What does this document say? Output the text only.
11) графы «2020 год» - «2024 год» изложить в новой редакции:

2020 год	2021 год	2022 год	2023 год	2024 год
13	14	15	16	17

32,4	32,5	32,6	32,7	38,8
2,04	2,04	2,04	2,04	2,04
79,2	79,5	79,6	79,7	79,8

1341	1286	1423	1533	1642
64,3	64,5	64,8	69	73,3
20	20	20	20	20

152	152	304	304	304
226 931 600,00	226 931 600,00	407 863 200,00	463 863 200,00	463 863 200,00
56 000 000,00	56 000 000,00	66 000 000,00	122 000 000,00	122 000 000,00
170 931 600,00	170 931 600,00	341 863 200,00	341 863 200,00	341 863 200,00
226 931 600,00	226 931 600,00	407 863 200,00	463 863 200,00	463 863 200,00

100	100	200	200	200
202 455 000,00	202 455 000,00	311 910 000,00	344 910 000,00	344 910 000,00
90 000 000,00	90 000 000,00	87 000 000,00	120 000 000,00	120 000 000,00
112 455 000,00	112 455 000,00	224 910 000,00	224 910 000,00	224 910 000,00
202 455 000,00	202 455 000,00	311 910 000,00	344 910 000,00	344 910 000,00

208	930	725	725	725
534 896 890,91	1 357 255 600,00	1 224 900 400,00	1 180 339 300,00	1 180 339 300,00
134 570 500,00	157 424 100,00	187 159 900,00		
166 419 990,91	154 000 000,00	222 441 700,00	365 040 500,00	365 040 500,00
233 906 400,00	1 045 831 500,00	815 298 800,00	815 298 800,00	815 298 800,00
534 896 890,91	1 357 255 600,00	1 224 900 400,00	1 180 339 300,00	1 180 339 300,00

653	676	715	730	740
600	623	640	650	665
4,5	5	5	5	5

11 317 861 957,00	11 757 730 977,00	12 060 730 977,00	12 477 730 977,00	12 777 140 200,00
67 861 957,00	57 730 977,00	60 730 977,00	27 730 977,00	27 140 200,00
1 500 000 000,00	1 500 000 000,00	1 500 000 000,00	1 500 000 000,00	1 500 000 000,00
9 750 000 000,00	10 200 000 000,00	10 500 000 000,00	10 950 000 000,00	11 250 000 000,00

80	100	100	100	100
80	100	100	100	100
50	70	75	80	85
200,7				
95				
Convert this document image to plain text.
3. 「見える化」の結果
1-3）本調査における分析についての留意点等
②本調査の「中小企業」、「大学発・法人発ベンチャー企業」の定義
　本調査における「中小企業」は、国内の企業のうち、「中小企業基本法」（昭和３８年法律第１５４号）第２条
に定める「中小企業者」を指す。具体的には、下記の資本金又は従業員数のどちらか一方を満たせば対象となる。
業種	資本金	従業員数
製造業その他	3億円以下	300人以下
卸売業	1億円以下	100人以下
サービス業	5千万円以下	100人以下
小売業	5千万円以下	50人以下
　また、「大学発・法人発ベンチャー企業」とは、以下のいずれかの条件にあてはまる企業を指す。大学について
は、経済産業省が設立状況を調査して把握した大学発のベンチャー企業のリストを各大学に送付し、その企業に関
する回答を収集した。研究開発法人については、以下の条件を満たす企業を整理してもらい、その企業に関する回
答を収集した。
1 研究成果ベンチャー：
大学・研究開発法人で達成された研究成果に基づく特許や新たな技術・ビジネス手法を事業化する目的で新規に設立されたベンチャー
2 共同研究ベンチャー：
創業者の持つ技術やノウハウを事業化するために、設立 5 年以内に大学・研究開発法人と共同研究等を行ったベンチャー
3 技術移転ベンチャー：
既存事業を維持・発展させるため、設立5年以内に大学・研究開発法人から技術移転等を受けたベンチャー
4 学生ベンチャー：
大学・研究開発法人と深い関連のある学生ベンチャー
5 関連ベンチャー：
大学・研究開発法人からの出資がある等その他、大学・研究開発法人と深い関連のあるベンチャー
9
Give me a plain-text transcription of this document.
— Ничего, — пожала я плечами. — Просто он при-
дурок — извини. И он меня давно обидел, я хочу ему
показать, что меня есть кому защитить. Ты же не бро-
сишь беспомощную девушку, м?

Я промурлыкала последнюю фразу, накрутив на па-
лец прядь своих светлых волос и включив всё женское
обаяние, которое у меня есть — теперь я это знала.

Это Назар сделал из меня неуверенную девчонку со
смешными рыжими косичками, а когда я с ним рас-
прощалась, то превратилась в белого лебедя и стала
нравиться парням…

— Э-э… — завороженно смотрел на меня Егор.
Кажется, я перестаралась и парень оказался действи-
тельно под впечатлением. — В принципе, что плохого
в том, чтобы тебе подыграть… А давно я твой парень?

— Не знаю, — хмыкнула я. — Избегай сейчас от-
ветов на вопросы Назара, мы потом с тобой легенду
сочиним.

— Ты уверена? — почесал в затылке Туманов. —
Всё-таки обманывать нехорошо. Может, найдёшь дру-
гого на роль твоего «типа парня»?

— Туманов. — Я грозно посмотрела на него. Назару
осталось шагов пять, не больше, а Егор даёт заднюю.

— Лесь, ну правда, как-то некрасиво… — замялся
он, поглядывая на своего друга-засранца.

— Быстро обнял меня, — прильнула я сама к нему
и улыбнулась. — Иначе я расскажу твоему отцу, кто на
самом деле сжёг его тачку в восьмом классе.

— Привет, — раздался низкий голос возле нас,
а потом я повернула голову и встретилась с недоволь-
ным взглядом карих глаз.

------

▸ **SET EXERCISE**
Exact output of every entry is required.

▸ **PROBLEM SOLUTION**
What does this document say? Output the text only.
11) графы «2020 год» - «2024 год» изложить в новой редакции:

2020 год	2021 год	2022 год	2023 год	2024 год
13	14	15	16	17

32,4	32,5	32,6	32,7	38,8
2,04	2,04	2,04	2,04	2,04
79,2	79,5	79,6	79,7	79,8

1341	1286	1423	1533	1642
64,3	64,5	64,8	69	73,3
20	20	20	20	20

152	152	304	304	304
226 931 600,00	226 931 600,00	407 863 200,00	463 863 200,00	463 863 200,00
56 000 000,00	56 000 000,00	66 000 000,00	122 000 000,00	122 000 000,00
170 931 600,00	170 931 600,00	341 863 200,00	341 863 200,00	341 863 200,00
226 931 600,00	226 931 600,00	407 863 200,00	463 863 200,00	463 863 200,00

100	100	200	200	200
202 455 000,00	202 455 000,00	311 910 000,00	344 910 000,00	344 910 000,00
90 000 000,00	90 000 000,00	87 000 000,00	120 000 000,00	120 000 000,00
112 455 000,00	112 455 000,00	224 910 000,00	224 910 000,00	224 910 000,00
202 455 000,00	202 455 000,00	311 910 000,00	344 910 000,00	344 910 000,00

208	930	725	725	725
534 896 890,91	1 357 255 600,00	1 224 900 400,00	1 180 339 300,00	1 180 339 300,00
134 570 500,00	157 424 100,00	187 159 900,00		
166 419 990,91	154 000 000,00	222 441 700,00	365 040 500,00	365 040 500,00
233 906 400,00	1 045 831 500,00	815 298 800,00	815 298 800,00	815 298 800,00
534 896 890,91	1 357 255 600,00	1 224 900 400,00	1 180 339 300,00	1 180 339 300,00

653	676	715	730	740
600	623	640	650	665
4,5	5	5	5	5

11 317 861 957,00	11 757 730 977,00	12 060 730 977,00	12 477 730 977,00	12 777 140 200,00
67 861 957,00	57 730 977,00	60 730 977,00	27 730 977,00	27 140 200,00
1 500 000 000,00	1 500 000 000,00	1 500 000 000,00	1 500 000 000,00	1 500 000 000,00
9 750 000 000,00	10 200 000 000,00	10 500 000 000,00	10 950 000 000,00	11 250 000 000,00

80	100	100	100	100
80	100	100	100	100
50	70	75	80	85
200,7				
95				
Convert this document image to plain text.
3. 「見える化」の結果
1-3）本調査における分析についての留意点等
②本調査の「中小企業」、「大学発・法人発ベンチャー企業」の定義
　本調査における「中小企業」は、国内の企業のうち、「中小企業基本法」（昭和３８年法律第１５４号）第２条
に定める「中小企業者」を指す。具体的には、下記の資本金又は従業員数のどちらか一方を満たせば対象となる。
業種	資本金	従業員数
製造業その他	3億円以下	300人以下
卸売業	1億円以下	100人以下
サービス業	5千万円以下	100人以下
小売業	5千万円以下	50人以下
　また、「大学発・法人発ベンチャー企業」とは、以下のいずれかの条件にあてはまる企業を指す。大学について
は、経済産業省が設立状況を調査して把握した大学発のベンチャー企業のリストを各大学に送付し、その企業に関
する回答を収集した。研究開発法人については、以下の条件を満たす企業を整理してもらい、その企業に関する回
答を収集した。
1 研究成果ベンチャー：
大学・研究開発法人で達成された研究成果に基づく特許や新たな技術・ビジネス手法を事業化する目的で新規に設立されたベンチャー
2 共同研究ベンチャー：
創業者の持つ技術やノウハウを事業化するために、設立 5 年以内に大学・研究開発法人と共同研究等を行ったベンチャー
3 技術移転ベンチャー：
既存事業を維持・発展させるため、設立5年以内に大学・研究開発法人から技術移転等を受けたベンチャー
4 学生ベンチャー：
大学・研究開発法人と深い関連のある学生ベンチャー
5 関連ベンチャー：
大学・研究開発法人からの出資がある等その他、大学・研究開発法人と深い関連のあるベンチャー
9
Give me a plain-text transcription of this document.
— Ничего, — пожала я плечами. — Просто он при-
дурок — извини. И он меня давно обидел, я хочу ему
показать, что меня есть кому защитить. Ты же не бро-
сишь беспомощную девушку, м?

Я промурлыкала последнюю фразу, накрутив на па-
лец прядь своих светлых волос и включив всё женское
обаяние, которое у меня есть — теперь я это знала.

Это Назар сделал из меня неуверенную девчонку со
смешными рыжими косичками, а когда я с ним рас-
прощалась, то превратилась в белого лебедя и стала
нравиться парням…

— Э-э… — завороженно смотрел на меня Егор.
Кажется, я перестаралась и парень оказался действи-
тельно под впечатлением. — В принципе, что плохого
в том, чтобы тебе подыграть… А давно я твой парень?

— Не знаю, — хмыкнула я. — Избегай сейчас от-
ветов на вопросы Назара, мы потом с тобой легенду
сочиним.

— Ты уверена? — почесал в затылке Туманов. —
Всё-таки обманывать нехорошо. Может, найдёшь дру-
гого на роль твоего «типа парня»?

— Туманов. — Я грозно посмотрела на него. Назару
осталось шагов пять, не больше, а Егор даёт заднюю.

— Лесь, ну правда, как-то некрасиво… — замялся
он, поглядывая на своего друга-засранца.

— Быстро обнял меня, — прильнула я сама к нему
и улыбнулась. — Иначе я расскажу твоему отцу, кто на
самом деле сжёг его тачку в восьмом классе.

— Привет, — раздался низкий голос возле нас,
а потом я повернула голову и встретилась с недоволь-
ным взглядом карих глаз.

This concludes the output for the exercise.